**Task description:**
Repeat the lines that follow, leaving nothing out.

**Given data:**

## begin

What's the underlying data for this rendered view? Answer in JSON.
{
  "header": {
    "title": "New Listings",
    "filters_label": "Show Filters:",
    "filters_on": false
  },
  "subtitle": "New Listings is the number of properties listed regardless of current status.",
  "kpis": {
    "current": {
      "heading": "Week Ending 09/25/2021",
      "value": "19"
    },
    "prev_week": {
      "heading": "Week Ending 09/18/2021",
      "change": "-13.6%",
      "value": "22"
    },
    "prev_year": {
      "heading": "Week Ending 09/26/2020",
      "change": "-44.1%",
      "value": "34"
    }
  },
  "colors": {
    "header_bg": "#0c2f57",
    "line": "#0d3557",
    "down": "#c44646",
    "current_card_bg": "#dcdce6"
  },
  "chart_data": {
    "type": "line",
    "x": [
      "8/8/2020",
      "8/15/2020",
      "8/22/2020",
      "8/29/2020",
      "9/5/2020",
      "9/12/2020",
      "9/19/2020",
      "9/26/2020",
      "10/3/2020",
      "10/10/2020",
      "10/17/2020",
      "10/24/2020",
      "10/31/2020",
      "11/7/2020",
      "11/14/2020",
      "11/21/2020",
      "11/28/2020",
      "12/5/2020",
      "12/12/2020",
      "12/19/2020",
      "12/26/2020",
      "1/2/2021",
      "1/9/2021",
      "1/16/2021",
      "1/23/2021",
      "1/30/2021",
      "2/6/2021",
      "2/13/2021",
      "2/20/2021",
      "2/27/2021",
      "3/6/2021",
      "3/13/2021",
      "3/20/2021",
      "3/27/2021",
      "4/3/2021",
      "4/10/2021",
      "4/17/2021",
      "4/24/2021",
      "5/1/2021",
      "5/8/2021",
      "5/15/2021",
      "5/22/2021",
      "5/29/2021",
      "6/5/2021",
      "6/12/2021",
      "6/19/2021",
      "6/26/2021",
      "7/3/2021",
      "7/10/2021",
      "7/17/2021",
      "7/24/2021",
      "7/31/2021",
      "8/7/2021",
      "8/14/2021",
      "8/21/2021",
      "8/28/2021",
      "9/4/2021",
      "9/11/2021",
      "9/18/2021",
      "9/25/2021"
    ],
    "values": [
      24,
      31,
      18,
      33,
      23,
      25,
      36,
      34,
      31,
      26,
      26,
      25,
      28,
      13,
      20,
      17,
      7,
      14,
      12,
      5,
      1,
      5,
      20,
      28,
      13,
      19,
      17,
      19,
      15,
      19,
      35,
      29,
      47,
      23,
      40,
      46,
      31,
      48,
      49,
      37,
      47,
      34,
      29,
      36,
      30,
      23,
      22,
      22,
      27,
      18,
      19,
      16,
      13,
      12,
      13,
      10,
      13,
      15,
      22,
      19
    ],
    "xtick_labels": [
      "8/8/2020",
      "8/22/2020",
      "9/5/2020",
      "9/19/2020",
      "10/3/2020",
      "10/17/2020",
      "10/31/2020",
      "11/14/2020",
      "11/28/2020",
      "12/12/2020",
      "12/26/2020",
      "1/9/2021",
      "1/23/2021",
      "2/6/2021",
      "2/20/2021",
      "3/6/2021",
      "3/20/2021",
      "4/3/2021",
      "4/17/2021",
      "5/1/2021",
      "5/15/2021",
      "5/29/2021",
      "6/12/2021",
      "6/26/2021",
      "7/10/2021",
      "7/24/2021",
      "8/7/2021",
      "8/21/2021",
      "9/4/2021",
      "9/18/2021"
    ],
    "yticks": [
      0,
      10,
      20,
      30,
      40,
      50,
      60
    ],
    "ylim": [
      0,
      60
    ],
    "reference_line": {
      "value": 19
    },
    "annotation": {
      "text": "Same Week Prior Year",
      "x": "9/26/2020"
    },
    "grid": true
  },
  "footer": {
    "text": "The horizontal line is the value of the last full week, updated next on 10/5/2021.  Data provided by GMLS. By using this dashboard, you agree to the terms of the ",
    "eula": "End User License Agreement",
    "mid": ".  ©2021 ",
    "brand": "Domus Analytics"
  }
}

## end

**Response to the exercise:**
What's the underlying data for this rendered view? Answer in JSON.
{
  "header": {
    "title": "New Listings",
    "filters_label": "Show Filters:",
    "filters_on": false
  },
  "subtitle": "New Listings is the number of properties listed regardless of current status.",
  "kpis": {
    "current": {
      "heading": "Week Ending 09/25/2021",
      "value": "19"
    },
    "prev_week": {
      "heading": "Week Ending 09/18/2021",
      "change": "-13.6%",
      "value": "22"
    },
    "prev_year": {
      "heading": "Week Ending 09/26/2020",
      "change": "-44.1%",
      "value": "34"
    }
  },
  "colors": {
    "header_bg": "#0c2f57",
    "line": "#0d3557",
    "down": "#c44646",
    "current_card_bg": "#dcdce6"
  },
  "chart_data": {
    "type": "line",
    "x": [
      "8/8/2020",
      "8/15/2020",
      "8/22/2020",
      "8/29/2020",
      "9/5/2020",
      "9/12/2020",
      "9/19/2020",
      "9/26/2020",
      "10/3/2020",
      "10/10/2020",
      "10/17/2020",
      "10/24/2020",
      "10/31/2020",
      "11/7/2020",
      "11/14/2020",
      "11/21/2020",
      "11/28/2020",
      "12/5/2020",
      "12/12/2020",
      "12/19/2020",
      "12/26/2020",
      "1/2/2021",
      "1/9/2021",
      "1/16/2021",
      "1/23/2021",
      "1/30/2021",
      "2/6/2021",
      "2/13/2021",
      "2/20/2021",
      "2/27/2021",
      "3/6/2021",
      "3/13/2021",
      "3/20/2021",
      "3/27/2021",
      "4/3/2021",
      "4/10/2021",
      "4/17/2021",
      "4/24/2021",
      "5/1/2021",
      "5/8/2021",
      "5/15/2021",
      "5/22/2021",
      "5/29/2021",
      "6/5/2021",
      "6/12/2021",
      "6/19/2021",
      "6/26/2021",
      "7/3/2021",
      "7/10/2021",
      "7/17/2021",
      "7/24/2021",
      "7/31/2021",
      "8/7/2021",
      "8/14/2021",
      "8/21/2021",
      "8/28/2021",
      "9/4/2021",
      "9/11/2021",
      "9/18/2021",
      "9/25/2021"
    ],
    "values": [
      24,
      31,
      18,
      33,
      23,
      25,
      36,
      34,
      31,
      26,
      26,
      25,
      28,
      13,
      20,
      17,
      7,
      14,
      12,
      5,
      1,
      5,
      20,
      28,
      13,
      19,
      17,
      19,
      15,
      19,
      35,
      29,
      47,
      23,
      40,
      46,
      31,
      48,
      49,
      37,
      47,
      34,
      29,
      36,
      30,
      23,
      22,
      22,
      27,
      18,
      19,
      16,
      13,
      12,
      13,
      10,
      13,
      15,
      22,
      19
    ],
    "xtick_labels": [
      "8/8/2020",
      "8/22/2020",
      "9/5/2020",
      "9/19/2020",
      "10/3/2020",
      "10/17/2020",
      "10/31/2020",
      "11/14/2020",
      "11/28/2020",
      "12/12/2020",
      "12/26/2020",
      "1/9/2021",
      "1/23/2021",
      "2/6/2021",
      "2/20/2021",
      "3/6/2021",
      "3/20/2021",
      "4/3/2021",
      "4/17/2021",
      "5/1/2021",
      "5/15/2021",
      "5/29/2021",
      "6/12/2021",
      "6/26/2021",
      "7/10/2021",
      "7/24/2021",
      "8/7/2021",
      "8/21/2021",
      "9/4/2021",
      "9/18/2021"
    ],
    "yticks": [
      0,
      10,
      20,
      30,
      40,
      50,
      60
    ],
    "ylim": [
      0,
      60
    ],
    "reference_line": {
      "value": 19
    },
    "annotation": {
      "text": "Same Week Prior Year",
      "x": "9/26/2020"
    },
    "grid": true
  },
  "footer": {
    "text": "The horizontal line is the value of the last full week, updated next on 10/5/2021.  Data provided by GMLS. By using this dashboard, you agree to the terms of the ",
    "eula": "End User License Agreement",
    "mid": ".  ©2021 ",
    "brand": "Domus Analytics"
  }
}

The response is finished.